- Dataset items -
[BEGIN]
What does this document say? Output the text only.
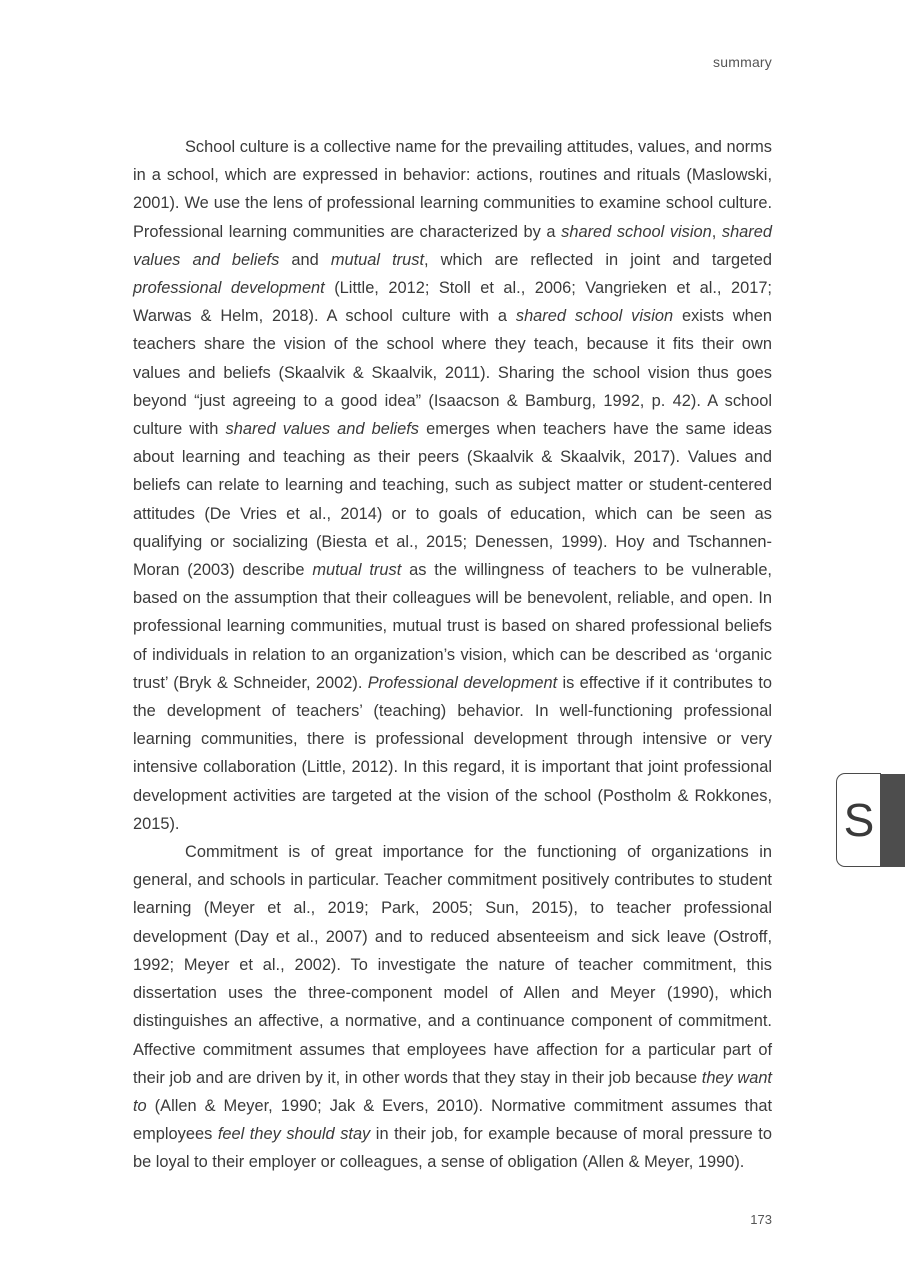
summary

School culture is a collective name for the prevailing attitudes, values, and norms in a school, which are expressed in behavior: actions, routines and rituals (Maslowski, 2001). We use the lens of professional learning communities to examine school culture. Professional learning communities are characterized by a shared school vision, shared values and beliefs and mutual trust, which are reflected in joint and targeted professional development (Little, 2012; Stoll et al., 2006; Vangrieken et al., 2017; Warwas & Helm, 2018). A school culture with a shared school vision exists when teachers share the vision of the school where they teach, because it fits their own values and beliefs (Skaalvik & Skaalvik, 2011). Sharing the school vision thus goes beyond “just agreeing to a good idea” (Isaacson & Bamburg, 1992, p. 42). A school culture with shared values and beliefs emerges when teachers have the same ideas about learning and teaching as their peers (Skaalvik & Skaalvik, 2017). Values and beliefs can relate to learning and teaching, such as subject matter or student-centered attitudes (De Vries et al., 2014) or to goals of education, which can be seen as qualifying or socializing (Biesta et al., 2015; Denessen, 1999). Hoy and Tschannen-Moran (2003) describe mutual trust as the willingness of teachers to be vulnerable, based on the assumption that their colleagues will be benevolent, reliable, and open. In professional learning communities, mutual trust is based on shared professional beliefs of individuals in relation to an organization’s vision, which can be described as ‘organic trust’ (Bryk & Schneider, 2002). Professional development is effective if it contributes to the development of teachers’ (teaching) behavior. In well-functioning professional learning communities, there is professional development through intensive or very intensive collaboration (Little, 2012). In this regard, it is important that joint professional development activities are targeted at the vision of the school (Postholm & Rokkones, 2015).

Commitment is of great importance for the functioning of organizations in general, and schools in particular. Teacher commitment positively contributes to student learning (Meyer et al., 2019; Park, 2005; Sun, 2015), to teacher professional development (Day et al., 2007) and to reduced absenteeism and sick leave (Ostroff, 1992; Meyer et al., 2002). To investigate the nature of teacher commitment, this dissertation uses the three-component model of Allen and Meyer (1990), which distinguishes an affective, a normative, and a continuance component of commitment. Affective commitment assumes that employees have affection for a particular part of their job and are driven by it, in other words that they stay in their job because they want to (Allen & Meyer, 1990; Jak & Evers, 2010). Normative commitment assumes that employees feel they should stay in their job, for example because of moral pressure to be loyal to their employer or colleagues, a sense of obligation (Allen & Meyer, 1990).

S
173
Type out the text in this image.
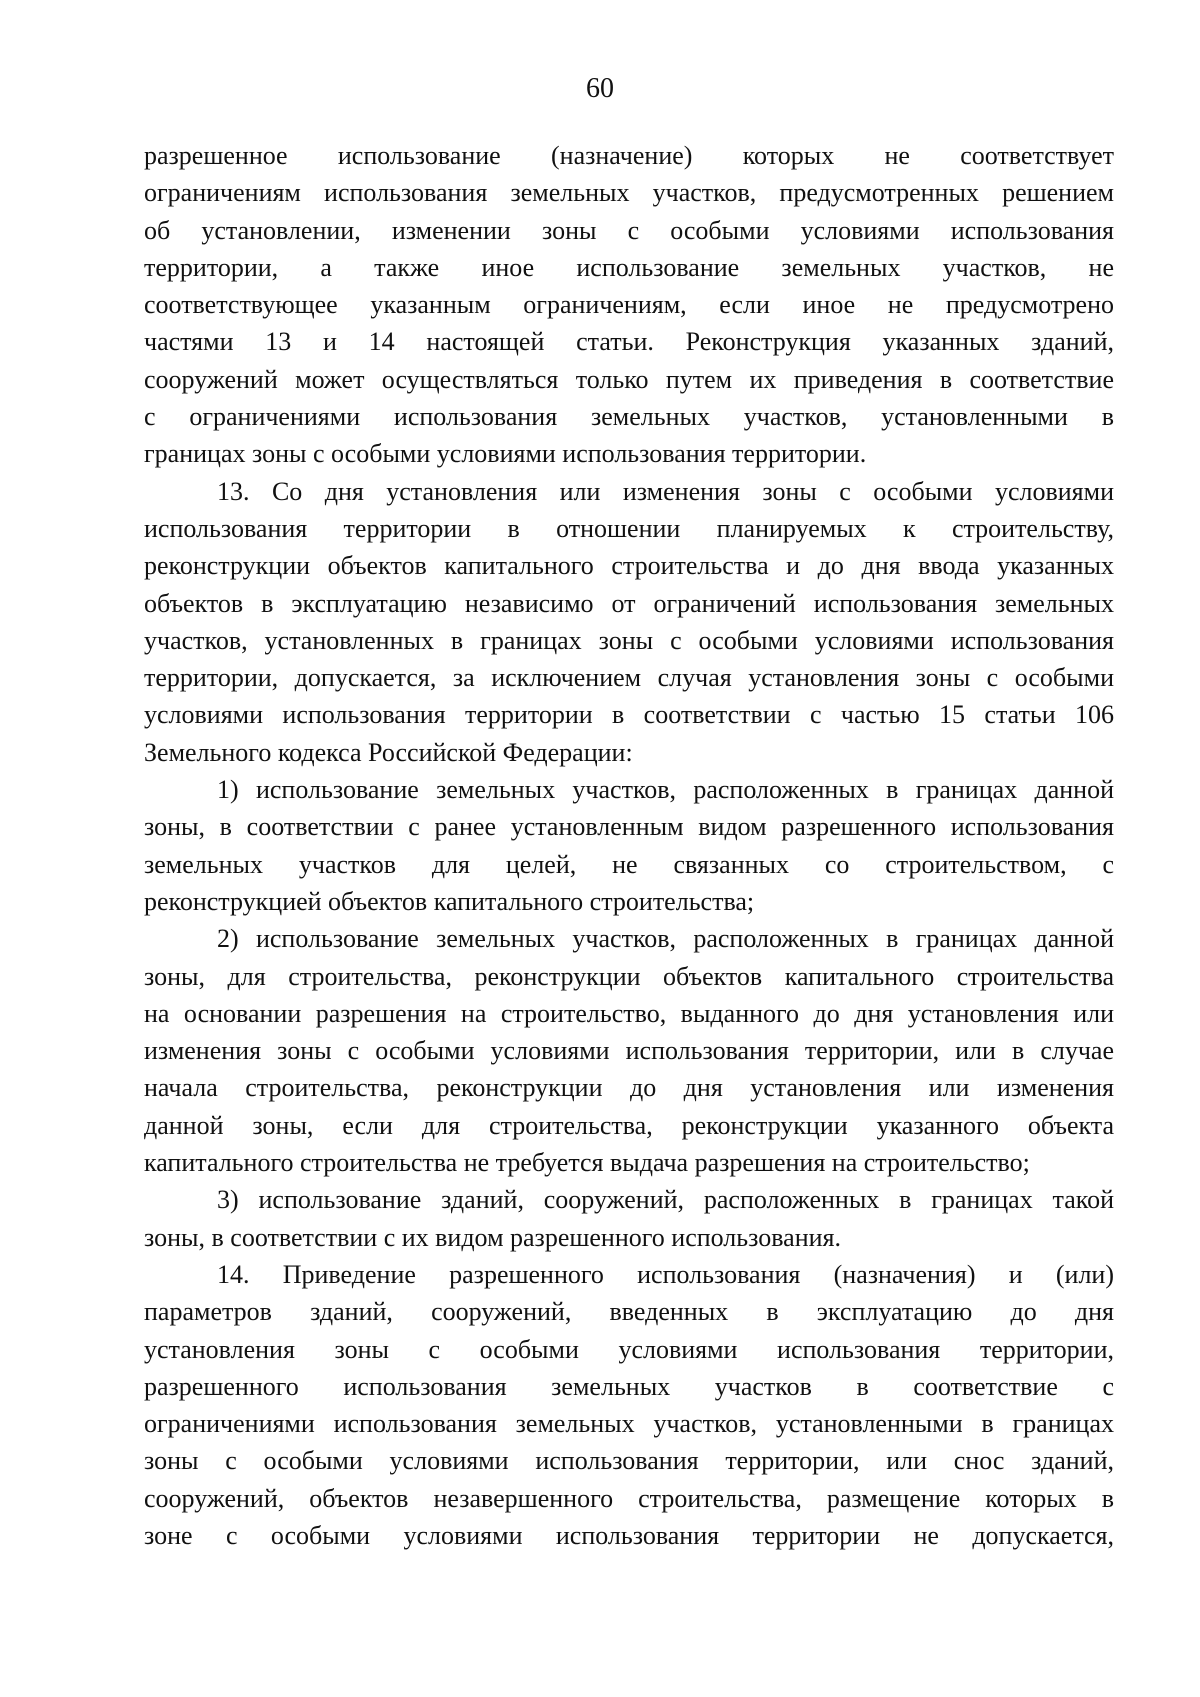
60
разрешенное использование (назначение) которых не соответствует
ограничениям использования земельных участков, предусмотренных решением
об установлении, изменении зоны с особыми условиями использования
территории, а также иное использование земельных участков, не
соответствующее указанным ограничениям, если иное не предусмотрено
частями 13 и 14 настоящей статьи. Реконструкция указанных зданий,
сооружений может осуществляться только путем их приведения в соответствие
с ограничениями использования земельных участков, установленными в
границах зоны с особыми условиями использования территории.
13. Со дня установления или изменения зоны с особыми условиями
использования территории в отношении планируемых к строительству,
реконструкции объектов капитального строительства и до дня ввода указанных
объектов в эксплуатацию независимо от ограничений использования земельных
участков, установленных в границах зоны с особыми условиями использования
территории, допускается, за исключением случая установления зоны с особыми
условиями использования территории в соответствии с частью 15 статьи 106
Земельного кодекса Российской Федерации:
1) использование земельных участков, расположенных в границах данной
зоны, в соответствии с ранее установленным видом разрешенного использования
земельных участков для целей, не связанных со строительством, с
реконструкцией объектов капитального строительства;
2) использование земельных участков, расположенных в границах данной
зоны, для строительства, реконструкции объектов капитального строительства
на основании разрешения на строительство, выданного до дня установления или
изменения зоны с особыми условиями использования территории, или в случае
начала строительства, реконструкции до дня установления или изменения
данной зоны, если для строительства, реконструкции указанного объекта
капитального строительства не требуется выдача разрешения на строительство;
3) использование зданий, сооружений, расположенных в границах такой
зоны, в соответствии с их видом разрешенного использования.
14. Приведение разрешенного использования (назначения) и (или)
параметров зданий, сооружений, введенных в эксплуатацию до дня
установления зоны с особыми условиями использования территории,
разрешенного использования земельных участков в соответствие с
ограничениями использования земельных участков, установленными в границах
зоны с особыми условиями использования территории, или снос зданий,
сооружений, объектов незавершенного строительства, размещение которых в
зоне с особыми условиями использования территории не допускается,
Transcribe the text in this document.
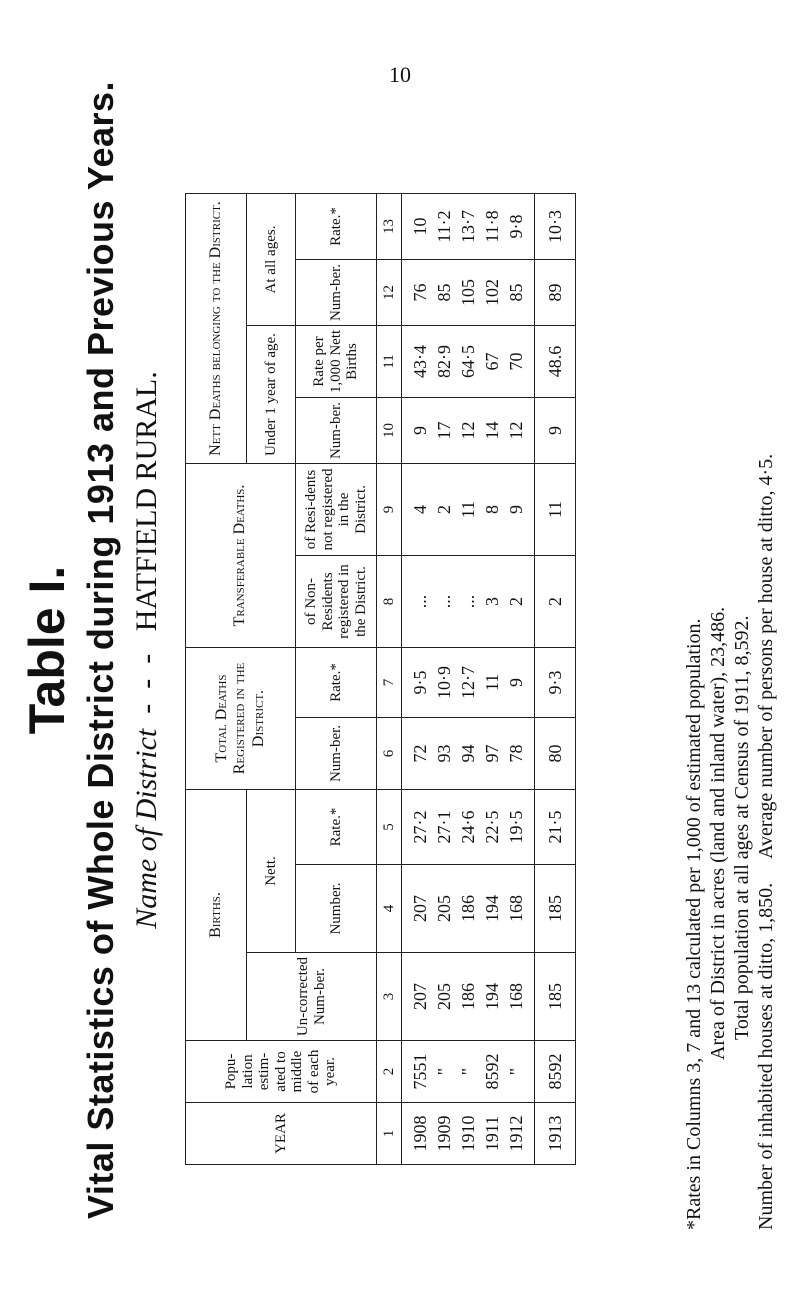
10
Table I. Vital Statistics of Whole District during 1913 and Previous Years. Name of District  -  -  -   HATFIELD RURAL.
YEAR	Popu-lation estim-ated to middle of each year.	Births.			Total Deaths Registered in the District.		Transferable Deaths.		Nett Deaths belonging to the District.			
		Un-corrected Num-ber.	Nett.						Under 1 year of age.		At all ages.	
			Number.	Rate.*	Num-ber.	Rate.*	of Non-Residents registered in the District.	of Resi-dents not registered in the District.	Num-ber.	Rate per 1,000 Nett Births	Num-ber.	Rate.*
1	2	3	4	5	6	7	8	9	10	11	12	13
1908	7551	207	207	27·2	72	9·5	...	4	9	43·4	76	10
1909	"	205	205	27·1	93	10·9	...	2	17	82·9	85	11·2
1910	"	186	186	24·6	94	12·7	...	11	12	64·5	105	13·7
1911	8592	194	194	22·5	97	11	3	8	14	67	102	11·8
1912	"	168	168	19·5	78	9	2	9	12	70	85	9·8
1913	8592	185	185	21·5	80	9·3	2	11	9	48.6	89	10·3
*Rates in Columns 3, 7 and 13 calculated per 1,000 of estimated population. Area of District in acres (land and inland water), 23,486. Total population at all ages at Census of 1911, 8,592. Number of inhabited houses at ditto, 1,850.     Average number of persons per house at ditto, 4·5.
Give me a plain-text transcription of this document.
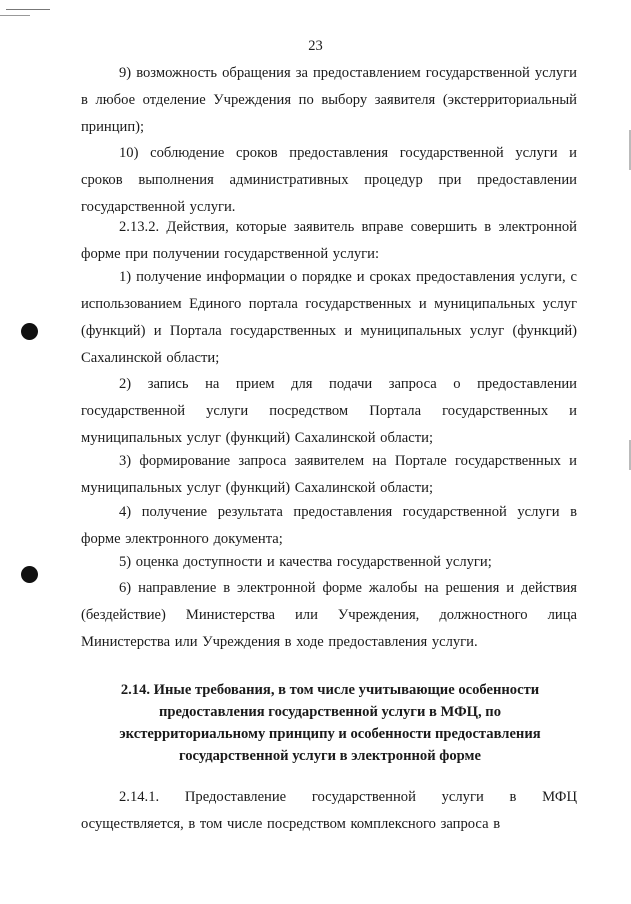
23

9) возможность обращения за предоставлением государственной услуги в любое отделение Учреждения по выбору заявителя (экстерриториальный принцип);

10) соблюдение сроков предоставления государственной услуги и сроков выполнения административных процедур при предоставлении государственной услуги.

2.13.2. Действия, которые заявитель вправе совершить в электронной форме при получении государственной услуги:

1) получение информации о порядке и сроках предоставления услуги, с использованием Единого портала государственных и муниципальных услуг (функций) и Портала государственных и муниципальных услуг (функций) Сахалинской области;

2) запись на прием для подачи запроса о предоставлении государственной услуги посредством Портала государственных и муниципальных услуг (функций) Сахалинской области;

3) формирование запроса заявителем на Портале государственных и муниципальных услуг (функций) Сахалинской области;

4) получение результата предоставления государственной услуги в форме электронного документа;

5) оценка доступности и качества государственной услуги;

6) направление в электронной форме жалобы на решения и действия (бездействие) Министерства или Учреждения, должностного лица Министерства или Учреждения в ходе предоставления услуги.

2.14. Иные требования, в том числе учитывающие особенности предоставления государственной услуги в МФЦ, по экстерриториальному принципу и особенности предоставления государственной услуги в электронной форме

2.14.1. Предоставление государственной услуги в МФЦ осуществляется, в том числе посредством комплексного запроса в
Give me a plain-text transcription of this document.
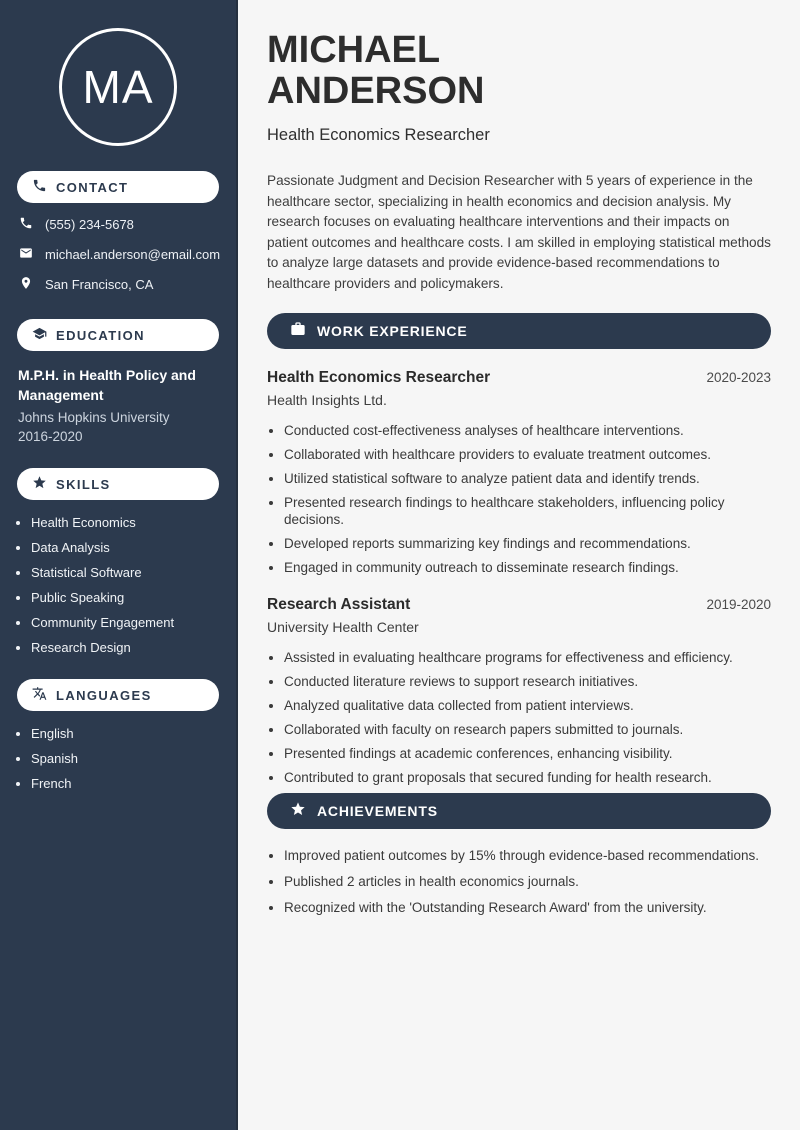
MA
CONTACT
(555) 234-5678
michael.anderson@email.com
San Francisco, CA
EDUCATION
M.P.H. in Health Policy and Management
Johns Hopkins University
2016-2020
SKILLS
• Health Economics
• Data Analysis
• Statistical Software
• Public Speaking
• Community Engagement
• Research Design
LANGUAGES
• English
• Spanish
• French
MICHAEL
ANDERSON
Health Economics Researcher

Passionate Judgment and Decision Researcher with 5 years of experience in the healthcare sector, specializing in health economics and decision analysis. My research focuses on evaluating healthcare interventions and their impacts on patient outcomes and healthcare costs. I am skilled in employing statistical methods to analyze large datasets and provide evidence-based recommendations to healthcare providers and policymakers.

WORK EXPERIENCE
Health Economics Researcher	2020-2023
Health Insights Ltd.
• Conducted cost-effectiveness analyses of healthcare interventions.
• Collaborated with healthcare providers to evaluate treatment outcomes.
• Utilized statistical software to analyze patient data and identify trends.
• Presented research findings to healthcare stakeholders, influencing policy decisions.
• Developed reports summarizing key findings and recommendations.
• Engaged in community outreach to disseminate research findings.
Research Assistant	2019-2020
University Health Center
• Assisted in evaluating healthcare programs for effectiveness and efficiency.
• Conducted literature reviews to support research initiatives.
• Analyzed qualitative data collected from patient interviews.
• Collaborated with faculty on research papers submitted to journals.
• Presented findings at academic conferences, enhancing visibility.
• Contributed to grant proposals that secured funding for health research.
ACHIEVEMENTS
• Improved patient outcomes by 15% through evidence-based recommendations.
• Published 2 articles in health economics journals.
• Recognized with the 'Outstanding Research Award' from the university.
[END]
Return all lines of the material above in which the word "Presented" occurs.

• Presented research findings to healthcare stakeholders, influencing policy decisions.
• Presented findings at academic conferences, enhancing visibility.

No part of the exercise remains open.